● SET PROBLEM
Repeat all of the records verbatim.

● SOURCE DATA
** Start **
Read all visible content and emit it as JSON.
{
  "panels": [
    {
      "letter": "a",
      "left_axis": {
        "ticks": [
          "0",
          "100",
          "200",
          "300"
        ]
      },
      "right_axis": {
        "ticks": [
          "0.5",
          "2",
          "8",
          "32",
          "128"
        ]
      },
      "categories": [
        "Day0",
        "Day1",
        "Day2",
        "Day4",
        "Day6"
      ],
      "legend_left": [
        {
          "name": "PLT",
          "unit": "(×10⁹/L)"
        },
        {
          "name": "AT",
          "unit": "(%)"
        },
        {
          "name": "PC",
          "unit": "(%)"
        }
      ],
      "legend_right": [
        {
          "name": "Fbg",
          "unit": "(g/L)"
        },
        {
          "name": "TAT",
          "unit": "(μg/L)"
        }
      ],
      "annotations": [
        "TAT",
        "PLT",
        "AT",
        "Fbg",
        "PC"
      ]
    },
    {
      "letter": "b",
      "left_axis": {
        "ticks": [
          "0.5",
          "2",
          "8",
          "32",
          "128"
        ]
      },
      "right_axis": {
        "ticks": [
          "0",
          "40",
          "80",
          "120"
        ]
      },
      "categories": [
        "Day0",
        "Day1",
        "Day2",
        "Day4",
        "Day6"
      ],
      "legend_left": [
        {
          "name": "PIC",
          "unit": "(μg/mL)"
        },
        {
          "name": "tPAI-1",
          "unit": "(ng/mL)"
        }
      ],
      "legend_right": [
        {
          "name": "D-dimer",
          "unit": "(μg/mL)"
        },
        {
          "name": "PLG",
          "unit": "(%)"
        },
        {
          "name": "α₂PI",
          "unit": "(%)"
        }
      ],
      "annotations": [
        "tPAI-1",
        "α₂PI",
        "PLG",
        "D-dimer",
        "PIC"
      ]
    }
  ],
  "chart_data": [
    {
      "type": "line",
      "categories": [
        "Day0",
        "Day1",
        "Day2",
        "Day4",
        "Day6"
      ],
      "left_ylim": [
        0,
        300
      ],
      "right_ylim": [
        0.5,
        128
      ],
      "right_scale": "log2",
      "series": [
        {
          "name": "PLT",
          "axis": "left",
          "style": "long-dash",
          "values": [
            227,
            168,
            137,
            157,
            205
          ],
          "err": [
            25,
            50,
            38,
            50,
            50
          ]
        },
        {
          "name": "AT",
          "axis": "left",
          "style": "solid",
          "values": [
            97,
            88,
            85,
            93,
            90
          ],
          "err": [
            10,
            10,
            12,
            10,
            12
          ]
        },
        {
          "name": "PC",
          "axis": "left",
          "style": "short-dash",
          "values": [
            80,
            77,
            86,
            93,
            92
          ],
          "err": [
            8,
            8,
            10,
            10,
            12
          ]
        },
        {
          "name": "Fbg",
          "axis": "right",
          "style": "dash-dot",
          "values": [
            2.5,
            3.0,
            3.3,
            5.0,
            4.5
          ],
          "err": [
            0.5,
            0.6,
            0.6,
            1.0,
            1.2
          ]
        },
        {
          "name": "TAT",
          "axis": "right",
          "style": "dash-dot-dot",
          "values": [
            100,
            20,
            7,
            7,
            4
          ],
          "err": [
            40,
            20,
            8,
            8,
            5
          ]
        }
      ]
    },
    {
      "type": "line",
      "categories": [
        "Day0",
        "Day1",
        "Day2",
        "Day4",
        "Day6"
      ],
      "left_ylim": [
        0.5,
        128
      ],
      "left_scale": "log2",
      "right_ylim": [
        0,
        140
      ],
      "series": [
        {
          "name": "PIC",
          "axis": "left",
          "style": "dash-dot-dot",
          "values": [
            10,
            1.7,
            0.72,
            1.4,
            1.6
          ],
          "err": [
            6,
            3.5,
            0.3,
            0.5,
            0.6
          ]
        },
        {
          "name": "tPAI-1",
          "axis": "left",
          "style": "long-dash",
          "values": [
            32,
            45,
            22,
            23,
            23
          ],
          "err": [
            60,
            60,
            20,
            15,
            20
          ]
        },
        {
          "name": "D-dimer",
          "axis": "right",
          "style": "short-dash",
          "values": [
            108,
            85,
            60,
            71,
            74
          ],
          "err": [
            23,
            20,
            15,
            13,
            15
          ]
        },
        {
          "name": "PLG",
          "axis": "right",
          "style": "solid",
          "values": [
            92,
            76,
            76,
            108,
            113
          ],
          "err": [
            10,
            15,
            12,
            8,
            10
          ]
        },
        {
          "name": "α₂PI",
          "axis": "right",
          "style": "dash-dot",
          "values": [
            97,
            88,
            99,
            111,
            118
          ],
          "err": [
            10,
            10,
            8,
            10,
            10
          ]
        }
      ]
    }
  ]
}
** End **
● ANSWER TO THIS EXERCISE
Read all visible content and emit it as JSON.
{
  "panels": [
    {
      "letter": "a",
      "left_axis": {
        "ticks": [
          "0",
          "100",
          "200",
          "300"
        ]
      },
      "right_axis": {
        "ticks": [
          "0.5",
          "2",
          "8",
          "32",
          "128"
        ]
      },
      "categories": [
        "Day0",
        "Day1",
        "Day2",
        "Day4",
        "Day6"
      ],
      "legend_left": [
        {
          "name": "PLT",
          "unit": "(×10⁹/L)"
        },
        {
          "name": "AT",
          "unit": "(%)"
        },
        {
          "name": "PC",
          "unit": "(%)"
        }
      ],
      "legend_right": [
        {
          "name": "Fbg",
          "unit": "(g/L)"
        },
        {
          "name": "TAT",
          "unit": "(μg/L)"
        }
      ],
      "annotations": [
        "TAT",
        "PLT",
        "AT",
        "Fbg",
        "PC"
      ]
    },
    {
      "letter": "b",
      "left_axis": {
        "ticks": [
          "0.5",
          "2",
          "8",
          "32",
          "128"
        ]
      },
      "right_axis": {
        "ticks": [
          "0",
          "40",
          "80",
          "120"
        ]
      },
      "categories": [
        "Day0",
        "Day1",
        "Day2",
        "Day4",
        "Day6"
      ],
      "legend_left": [
        {
          "name": "PIC",
          "unit": "(μg/mL)"
        },
        {
          "name": "tPAI-1",
          "unit": "(ng/mL)"
        }
      ],
      "legend_right": [
        {
          "name": "D-dimer",
          "unit": "(μg/mL)"
        },
        {
          "name": "PLG",
          "unit": "(%)"
        },
        {
          "name": "α₂PI",
          "unit": "(%)"
        }
      ],
      "annotations": [
        "tPAI-1",
        "α₂PI",
        "PLG",
        "D-dimer",
        "PIC"
      ]
    }
  ],
  "chart_data": [
    {
      "type": "line",
      "categories": [
        "Day0",
        "Day1",
        "Day2",
        "Day4",
        "Day6"
      ],
      "left_ylim": [
        0,
        300
      ],
      "right_ylim": [
        0.5,
        128
      ],
      "right_scale": "log2",
      "series": [
        {
          "name": "PLT",
          "axis": "left",
          "style": "long-dash",
          "values": [
            227,
            168,
            137,
            157,
            205
          ],
          "err": [
            25,
            50,
            38,
            50,
            50
          ]
        },
        {
          "name": "AT",
          "axis": "left",
          "style": "solid",
          "values": [
            97,
            88,
            85,
            93,
            90
          ],
          "err": [
            10,
            10,
            12,
            10,
            12
          ]
        },
        {
          "name": "PC",
          "axis": "left",
          "style": "short-dash",
          "values": [
            80,
            77,
            86,
            93,
            92
          ],
          "err": [
            8,
            8,
            10,
            10,
            12
          ]
        },
        {
          "name": "Fbg",
          "axis": "right",
          "style": "dash-dot",
          "values": [
            2.5,
            3.0,
            3.3,
            5.0,
            4.5
          ],
          "err": [
            0.5,
            0.6,
            0.6,
            1.0,
            1.2
          ]
        },
        {
          "name": "TAT",
          "axis": "right",
          "style": "dash-dot-dot",
          "values": [
            100,
            20,
            7,
            7,
            4
          ],
          "err": [
            40,
            20,
            8,
            8,
            5
          ]
        }
      ]
    },
    {
      "type": "line",
      "categories": [
        "Day0",
        "Day1",
        "Day2",
        "Day4",
        "Day6"
      ],
      "left_ylim": [
        0.5,
        128
      ],
      "left_scale": "log2",
      "right_ylim": [
        0,
        140
      ],
      "series": [
        {
          "name": "PIC",
          "axis": "left",
          "style": "dash-dot-dot",
          "values": [
            10,
            1.7,
            0.72,
            1.4,
            1.6
          ],
          "err": [
            6,
            3.5,
            0.3,
            0.5,
            0.6
          ]
        },
        {
          "name": "tPAI-1",
          "axis": "left",
          "style": "long-dash",
          "values": [
            32,
            45,
            22,
            23,
            23
          ],
          "err": [
            60,
            60,
            20,
            15,
            20
          ]
        },
        {
          "name": "D-dimer",
          "axis": "right",
          "style": "short-dash",
          "values": [
            108,
            85,
            60,
            71,
            74
          ],
          "err": [
            23,
            20,
            15,
            13,
            15
          ]
        },
        {
          "name": "PLG",
          "axis": "right",
          "style": "solid",
          "values": [
            92,
            76,
            76,
            108,
            113
          ],
          "err": [
            10,
            15,
            12,
            8,
            10
          ]
        },
        {
          "name": "α₂PI",
          "axis": "right",
          "style": "dash-dot",
          "values": [
            97,
            88,
            99,
            111,
            118
          ],
          "err": [
            10,
            10,
            8,
            10,
            10
          ]
        }
      ]
    }
  ]
}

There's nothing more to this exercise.